## What to work on
Please copy out the entries word for word, from the very first one down to and including the line that contains "cell-sleeve-length-imperial-l: 18.0: [511, 1756, 604, 1860]".

## Supplied records
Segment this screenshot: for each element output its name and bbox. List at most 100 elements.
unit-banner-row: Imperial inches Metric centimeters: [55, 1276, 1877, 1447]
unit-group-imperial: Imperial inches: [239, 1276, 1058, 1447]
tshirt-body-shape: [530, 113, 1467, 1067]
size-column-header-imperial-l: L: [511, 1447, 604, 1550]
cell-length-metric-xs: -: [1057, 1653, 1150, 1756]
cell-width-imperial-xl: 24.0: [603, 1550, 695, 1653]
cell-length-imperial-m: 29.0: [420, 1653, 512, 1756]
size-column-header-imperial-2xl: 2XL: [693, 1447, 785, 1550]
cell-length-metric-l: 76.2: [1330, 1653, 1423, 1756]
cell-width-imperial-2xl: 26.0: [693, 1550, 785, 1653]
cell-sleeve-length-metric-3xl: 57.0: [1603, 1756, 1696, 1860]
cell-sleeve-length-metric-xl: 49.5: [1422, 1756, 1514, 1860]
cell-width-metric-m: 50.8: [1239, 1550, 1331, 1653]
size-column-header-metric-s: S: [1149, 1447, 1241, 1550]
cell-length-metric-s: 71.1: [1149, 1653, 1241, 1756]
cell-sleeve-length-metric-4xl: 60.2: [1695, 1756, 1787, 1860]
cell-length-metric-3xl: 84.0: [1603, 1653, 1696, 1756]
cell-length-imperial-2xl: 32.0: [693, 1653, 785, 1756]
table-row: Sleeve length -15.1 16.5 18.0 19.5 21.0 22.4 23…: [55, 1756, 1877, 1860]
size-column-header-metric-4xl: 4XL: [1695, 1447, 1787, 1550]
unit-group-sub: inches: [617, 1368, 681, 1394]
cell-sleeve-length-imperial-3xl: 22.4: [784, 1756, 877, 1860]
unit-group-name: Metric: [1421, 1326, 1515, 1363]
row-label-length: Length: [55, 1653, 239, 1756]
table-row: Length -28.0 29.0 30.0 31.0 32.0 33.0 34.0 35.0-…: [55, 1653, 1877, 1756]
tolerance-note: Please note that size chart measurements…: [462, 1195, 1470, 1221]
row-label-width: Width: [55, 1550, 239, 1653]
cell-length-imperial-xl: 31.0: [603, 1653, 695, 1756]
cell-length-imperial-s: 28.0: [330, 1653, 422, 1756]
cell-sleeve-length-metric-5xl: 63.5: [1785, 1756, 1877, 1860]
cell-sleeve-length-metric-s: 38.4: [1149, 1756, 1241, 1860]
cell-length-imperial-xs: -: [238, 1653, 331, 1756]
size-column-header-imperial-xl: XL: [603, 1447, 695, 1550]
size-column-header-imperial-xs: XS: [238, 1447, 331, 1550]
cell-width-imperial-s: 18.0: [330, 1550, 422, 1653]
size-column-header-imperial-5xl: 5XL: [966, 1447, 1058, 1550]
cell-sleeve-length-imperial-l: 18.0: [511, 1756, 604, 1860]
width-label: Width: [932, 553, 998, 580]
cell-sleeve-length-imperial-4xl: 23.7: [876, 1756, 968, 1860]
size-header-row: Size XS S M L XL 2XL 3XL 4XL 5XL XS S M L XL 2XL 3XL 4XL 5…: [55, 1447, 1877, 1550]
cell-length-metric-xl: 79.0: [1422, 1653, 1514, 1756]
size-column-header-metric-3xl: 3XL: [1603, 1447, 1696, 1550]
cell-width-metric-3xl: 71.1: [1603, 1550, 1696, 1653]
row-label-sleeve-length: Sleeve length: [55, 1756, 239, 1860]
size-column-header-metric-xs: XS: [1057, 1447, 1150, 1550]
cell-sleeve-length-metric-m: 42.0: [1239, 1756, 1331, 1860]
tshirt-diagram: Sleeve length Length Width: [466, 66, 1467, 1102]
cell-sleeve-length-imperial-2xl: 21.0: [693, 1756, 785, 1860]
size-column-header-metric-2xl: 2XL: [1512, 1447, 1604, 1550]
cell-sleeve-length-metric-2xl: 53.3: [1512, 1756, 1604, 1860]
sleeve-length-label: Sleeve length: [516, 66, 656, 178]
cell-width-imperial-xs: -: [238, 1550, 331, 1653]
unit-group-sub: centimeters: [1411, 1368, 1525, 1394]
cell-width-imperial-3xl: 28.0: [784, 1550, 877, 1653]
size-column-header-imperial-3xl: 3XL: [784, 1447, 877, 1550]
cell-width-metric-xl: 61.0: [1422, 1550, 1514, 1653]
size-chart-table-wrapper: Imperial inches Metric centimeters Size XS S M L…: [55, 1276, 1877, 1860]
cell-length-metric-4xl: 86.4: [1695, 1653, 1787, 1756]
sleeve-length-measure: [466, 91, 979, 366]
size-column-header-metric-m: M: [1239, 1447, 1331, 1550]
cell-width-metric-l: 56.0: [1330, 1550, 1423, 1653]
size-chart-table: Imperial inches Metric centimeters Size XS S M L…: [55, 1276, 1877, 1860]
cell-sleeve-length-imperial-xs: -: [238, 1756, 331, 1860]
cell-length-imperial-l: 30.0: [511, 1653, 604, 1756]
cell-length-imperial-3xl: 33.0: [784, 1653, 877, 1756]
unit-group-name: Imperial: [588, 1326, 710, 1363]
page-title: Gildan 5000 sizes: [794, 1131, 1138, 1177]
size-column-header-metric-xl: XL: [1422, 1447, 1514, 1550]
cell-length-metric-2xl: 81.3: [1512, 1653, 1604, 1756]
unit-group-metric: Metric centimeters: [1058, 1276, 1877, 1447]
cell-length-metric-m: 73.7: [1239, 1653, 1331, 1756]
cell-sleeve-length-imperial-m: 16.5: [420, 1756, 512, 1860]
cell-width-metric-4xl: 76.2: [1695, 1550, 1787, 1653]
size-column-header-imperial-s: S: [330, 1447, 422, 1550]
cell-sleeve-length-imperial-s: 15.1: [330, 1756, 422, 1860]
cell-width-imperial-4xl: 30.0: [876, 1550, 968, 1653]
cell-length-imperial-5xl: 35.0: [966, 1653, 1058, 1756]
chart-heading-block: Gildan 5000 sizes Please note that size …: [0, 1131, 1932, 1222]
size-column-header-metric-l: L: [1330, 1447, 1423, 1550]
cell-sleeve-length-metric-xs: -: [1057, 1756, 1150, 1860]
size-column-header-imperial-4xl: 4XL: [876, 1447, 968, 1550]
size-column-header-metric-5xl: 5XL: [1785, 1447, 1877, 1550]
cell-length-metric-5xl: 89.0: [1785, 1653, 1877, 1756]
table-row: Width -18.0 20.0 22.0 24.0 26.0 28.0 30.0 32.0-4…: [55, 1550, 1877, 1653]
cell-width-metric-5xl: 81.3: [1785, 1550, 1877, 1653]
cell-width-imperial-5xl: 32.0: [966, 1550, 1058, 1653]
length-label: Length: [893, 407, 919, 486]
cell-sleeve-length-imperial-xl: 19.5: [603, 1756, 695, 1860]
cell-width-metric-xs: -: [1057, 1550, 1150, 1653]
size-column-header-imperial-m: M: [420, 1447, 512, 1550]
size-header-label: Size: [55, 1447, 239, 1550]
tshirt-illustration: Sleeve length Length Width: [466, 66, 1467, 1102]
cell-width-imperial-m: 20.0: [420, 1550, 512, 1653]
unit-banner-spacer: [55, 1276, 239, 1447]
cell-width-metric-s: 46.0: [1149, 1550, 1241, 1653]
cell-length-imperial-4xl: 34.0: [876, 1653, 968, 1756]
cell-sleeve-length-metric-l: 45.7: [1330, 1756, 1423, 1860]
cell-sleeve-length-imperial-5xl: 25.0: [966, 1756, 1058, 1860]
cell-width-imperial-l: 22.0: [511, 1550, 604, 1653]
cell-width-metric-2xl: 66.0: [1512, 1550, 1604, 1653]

## Worked solution
Segment this screenshot: for each element output its name and bbox. List at most 100 elements.
unit-banner-row: Imperial inches Metric centimeters: [55, 1276, 1877, 1447]
unit-group-imperial: Imperial inches: [239, 1276, 1058, 1447]
tshirt-body-shape: [530, 113, 1467, 1067]
size-column-header-imperial-l: L: [511, 1447, 604, 1550]
cell-length-metric-xs: -: [1057, 1653, 1150, 1756]
cell-width-imperial-xl: 24.0: [603, 1550, 695, 1653]
cell-length-imperial-m: 29.0: [420, 1653, 512, 1756]
size-column-header-imperial-2xl: 2XL: [693, 1447, 785, 1550]
cell-length-metric-l: 76.2: [1330, 1653, 1423, 1756]
cell-width-imperial-2xl: 26.0: [693, 1550, 785, 1653]
cell-sleeve-length-metric-3xl: 57.0: [1603, 1756, 1696, 1860]
cell-sleeve-length-metric-xl: 49.5: [1422, 1756, 1514, 1860]
cell-width-metric-m: 50.8: [1239, 1550, 1331, 1653]
size-column-header-metric-s: S: [1149, 1447, 1241, 1550]
cell-length-metric-s: 71.1: [1149, 1653, 1241, 1756]
cell-sleeve-length-metric-4xl: 60.2: [1695, 1756, 1787, 1860]
cell-length-metric-3xl: 84.0: [1603, 1653, 1696, 1756]
cell-length-imperial-2xl: 32.0: [693, 1653, 785, 1756]
table-row: Sleeve length -15.1 16.5 18.0 19.5 21.0 22.4 23…: [55, 1756, 1877, 1860]
size-column-header-metric-4xl: 4XL: [1695, 1447, 1787, 1550]
unit-group-sub: inches: [617, 1368, 681, 1394]
cell-sleeve-length-imperial-3xl: 22.4: [784, 1756, 877, 1860]
unit-group-name: Metric: [1421, 1326, 1515, 1363]
row-label-length: Length: [55, 1653, 239, 1756]
table-row: Length -28.0 29.0 30.0 31.0 32.0 33.0 34.0 35.0-…: [55, 1653, 1877, 1756]
tolerance-note: Please note that size chart measurements…: [462, 1195, 1470, 1221]
row-label-width: Width: [55, 1550, 239, 1653]
cell-length-imperial-xl: 31.0: [603, 1653, 695, 1756]
cell-length-imperial-s: 28.0: [330, 1653, 422, 1756]
cell-sleeve-length-metric-5xl: 63.5: [1785, 1756, 1877, 1860]
cell-sleeve-length-metric-s: 38.4: [1149, 1756, 1241, 1860]
cell-length-imperial-xs: -: [238, 1653, 331, 1756]
size-column-header-imperial-xl: XL: [603, 1447, 695, 1550]
size-column-header-imperial-xs: XS: [238, 1447, 331, 1550]
cell-width-imperial-s: 18.0: [330, 1550, 422, 1653]
size-column-header-imperial-5xl: 5XL: [966, 1447, 1058, 1550]
cell-sleeve-length-imperial-l: 18.0: [511, 1756, 604, 1860]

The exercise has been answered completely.